**WHAT IS REQUIRED**.
Report all lines of the records that contain "breath".

++++ AVAILABLE DATA

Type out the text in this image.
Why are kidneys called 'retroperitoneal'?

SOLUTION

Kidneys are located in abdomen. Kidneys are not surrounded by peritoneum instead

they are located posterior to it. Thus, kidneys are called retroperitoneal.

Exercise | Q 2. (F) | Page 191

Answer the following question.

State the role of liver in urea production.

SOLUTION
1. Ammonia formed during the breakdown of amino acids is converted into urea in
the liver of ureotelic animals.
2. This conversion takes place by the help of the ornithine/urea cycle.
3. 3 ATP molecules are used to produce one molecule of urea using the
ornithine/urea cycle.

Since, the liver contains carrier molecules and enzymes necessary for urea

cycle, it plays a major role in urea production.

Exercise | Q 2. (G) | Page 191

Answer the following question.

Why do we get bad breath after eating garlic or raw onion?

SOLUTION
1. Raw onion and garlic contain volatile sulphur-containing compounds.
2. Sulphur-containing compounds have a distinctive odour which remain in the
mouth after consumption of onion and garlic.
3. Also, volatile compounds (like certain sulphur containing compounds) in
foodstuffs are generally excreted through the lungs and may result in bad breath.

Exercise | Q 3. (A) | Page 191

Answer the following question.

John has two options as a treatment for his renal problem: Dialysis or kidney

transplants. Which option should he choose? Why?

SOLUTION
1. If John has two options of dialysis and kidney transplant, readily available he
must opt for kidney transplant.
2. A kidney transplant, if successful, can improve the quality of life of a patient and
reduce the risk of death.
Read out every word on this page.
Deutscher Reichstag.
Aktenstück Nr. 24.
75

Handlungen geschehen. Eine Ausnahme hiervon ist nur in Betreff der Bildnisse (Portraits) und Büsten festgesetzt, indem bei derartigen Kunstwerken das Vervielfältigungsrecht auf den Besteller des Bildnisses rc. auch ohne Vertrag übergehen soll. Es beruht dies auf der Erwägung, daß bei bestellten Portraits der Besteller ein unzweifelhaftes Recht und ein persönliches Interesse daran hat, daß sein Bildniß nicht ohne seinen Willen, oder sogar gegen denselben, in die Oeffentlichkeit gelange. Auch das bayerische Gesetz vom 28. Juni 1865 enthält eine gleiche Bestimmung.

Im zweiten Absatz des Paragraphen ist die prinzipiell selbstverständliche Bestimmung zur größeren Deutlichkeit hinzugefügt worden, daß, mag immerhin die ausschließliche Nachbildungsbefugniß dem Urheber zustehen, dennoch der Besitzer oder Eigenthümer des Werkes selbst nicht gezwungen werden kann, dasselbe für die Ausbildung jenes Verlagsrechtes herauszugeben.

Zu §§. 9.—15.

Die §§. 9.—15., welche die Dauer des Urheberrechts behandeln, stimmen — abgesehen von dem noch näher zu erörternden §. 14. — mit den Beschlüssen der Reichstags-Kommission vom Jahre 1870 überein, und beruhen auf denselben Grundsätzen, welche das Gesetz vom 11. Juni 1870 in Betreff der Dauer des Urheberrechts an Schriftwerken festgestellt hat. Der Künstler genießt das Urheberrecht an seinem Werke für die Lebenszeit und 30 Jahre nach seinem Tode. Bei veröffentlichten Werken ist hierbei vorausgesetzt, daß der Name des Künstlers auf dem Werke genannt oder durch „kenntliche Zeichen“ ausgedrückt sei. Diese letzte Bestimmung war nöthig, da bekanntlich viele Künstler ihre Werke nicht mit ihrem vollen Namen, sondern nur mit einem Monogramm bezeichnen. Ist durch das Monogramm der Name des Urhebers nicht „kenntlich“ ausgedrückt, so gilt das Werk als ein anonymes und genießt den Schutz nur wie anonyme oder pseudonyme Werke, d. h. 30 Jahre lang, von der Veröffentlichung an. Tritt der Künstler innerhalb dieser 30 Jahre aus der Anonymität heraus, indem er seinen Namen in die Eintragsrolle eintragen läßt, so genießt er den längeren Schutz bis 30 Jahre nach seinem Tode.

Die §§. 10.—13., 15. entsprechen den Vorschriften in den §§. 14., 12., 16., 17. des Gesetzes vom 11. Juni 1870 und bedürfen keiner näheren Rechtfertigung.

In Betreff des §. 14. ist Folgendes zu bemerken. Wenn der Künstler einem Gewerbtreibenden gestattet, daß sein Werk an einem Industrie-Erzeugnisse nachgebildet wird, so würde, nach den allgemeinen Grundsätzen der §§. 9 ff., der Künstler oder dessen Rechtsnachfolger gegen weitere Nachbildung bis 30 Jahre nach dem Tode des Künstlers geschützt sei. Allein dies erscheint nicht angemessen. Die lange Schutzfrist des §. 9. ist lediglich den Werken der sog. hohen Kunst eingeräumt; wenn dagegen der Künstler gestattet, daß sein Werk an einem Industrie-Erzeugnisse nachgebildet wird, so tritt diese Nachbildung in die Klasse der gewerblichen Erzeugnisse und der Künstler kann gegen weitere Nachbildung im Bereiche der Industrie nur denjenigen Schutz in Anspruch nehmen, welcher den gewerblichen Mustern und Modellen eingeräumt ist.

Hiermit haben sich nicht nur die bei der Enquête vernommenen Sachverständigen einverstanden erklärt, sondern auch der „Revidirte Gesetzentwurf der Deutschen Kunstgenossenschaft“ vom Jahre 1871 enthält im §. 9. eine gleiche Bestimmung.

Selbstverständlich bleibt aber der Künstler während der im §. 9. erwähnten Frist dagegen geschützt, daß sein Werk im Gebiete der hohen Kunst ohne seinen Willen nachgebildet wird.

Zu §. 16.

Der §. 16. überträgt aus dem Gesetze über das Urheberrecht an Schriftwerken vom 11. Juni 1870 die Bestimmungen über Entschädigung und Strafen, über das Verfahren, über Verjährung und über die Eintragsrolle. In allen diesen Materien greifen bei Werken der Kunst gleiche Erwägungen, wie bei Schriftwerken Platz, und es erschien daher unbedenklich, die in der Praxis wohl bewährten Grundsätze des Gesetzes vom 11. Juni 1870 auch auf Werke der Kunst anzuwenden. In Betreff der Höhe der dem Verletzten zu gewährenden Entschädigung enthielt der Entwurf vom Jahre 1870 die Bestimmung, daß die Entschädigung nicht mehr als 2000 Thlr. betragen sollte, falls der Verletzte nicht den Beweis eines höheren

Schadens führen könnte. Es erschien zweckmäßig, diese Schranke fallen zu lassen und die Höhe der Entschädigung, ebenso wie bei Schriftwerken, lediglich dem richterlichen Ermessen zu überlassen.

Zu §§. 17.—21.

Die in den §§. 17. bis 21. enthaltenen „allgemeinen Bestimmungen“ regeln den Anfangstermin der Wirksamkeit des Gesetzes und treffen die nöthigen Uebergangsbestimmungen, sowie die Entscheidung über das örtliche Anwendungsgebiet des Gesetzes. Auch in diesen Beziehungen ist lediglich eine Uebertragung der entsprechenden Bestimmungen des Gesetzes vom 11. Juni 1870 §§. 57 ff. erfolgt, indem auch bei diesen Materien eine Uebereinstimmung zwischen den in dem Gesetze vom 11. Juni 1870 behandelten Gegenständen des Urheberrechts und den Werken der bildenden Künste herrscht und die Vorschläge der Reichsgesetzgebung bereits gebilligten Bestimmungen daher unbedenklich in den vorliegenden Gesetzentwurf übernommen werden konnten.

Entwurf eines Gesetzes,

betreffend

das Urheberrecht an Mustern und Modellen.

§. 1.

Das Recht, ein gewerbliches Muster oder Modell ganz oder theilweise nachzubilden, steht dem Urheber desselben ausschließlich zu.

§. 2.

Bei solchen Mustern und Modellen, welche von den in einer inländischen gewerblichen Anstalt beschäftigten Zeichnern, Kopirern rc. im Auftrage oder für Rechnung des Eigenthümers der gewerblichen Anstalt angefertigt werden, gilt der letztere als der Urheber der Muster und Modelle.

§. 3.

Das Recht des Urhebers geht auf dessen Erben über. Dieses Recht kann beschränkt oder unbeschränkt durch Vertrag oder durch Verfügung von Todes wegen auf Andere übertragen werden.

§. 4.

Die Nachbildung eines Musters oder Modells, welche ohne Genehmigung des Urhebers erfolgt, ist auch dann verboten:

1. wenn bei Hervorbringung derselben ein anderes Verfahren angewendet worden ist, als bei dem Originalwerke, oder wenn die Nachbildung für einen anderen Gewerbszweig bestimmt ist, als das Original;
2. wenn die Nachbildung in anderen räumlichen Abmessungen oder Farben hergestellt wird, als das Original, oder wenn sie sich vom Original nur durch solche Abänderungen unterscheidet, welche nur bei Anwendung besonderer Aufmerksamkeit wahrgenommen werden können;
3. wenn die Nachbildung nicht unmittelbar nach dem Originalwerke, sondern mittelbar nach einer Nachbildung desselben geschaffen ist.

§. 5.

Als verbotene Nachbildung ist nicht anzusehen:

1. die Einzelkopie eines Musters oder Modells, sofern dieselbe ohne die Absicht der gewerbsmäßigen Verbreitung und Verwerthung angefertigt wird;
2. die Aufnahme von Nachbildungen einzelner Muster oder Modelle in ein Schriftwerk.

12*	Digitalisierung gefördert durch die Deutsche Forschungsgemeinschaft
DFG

++++++++

**ANSWER SPACE**.
Why do we get bad breath after eating garlic or raw onion?
foodstuffs are generally excreted through the lungs and may result in bad breath.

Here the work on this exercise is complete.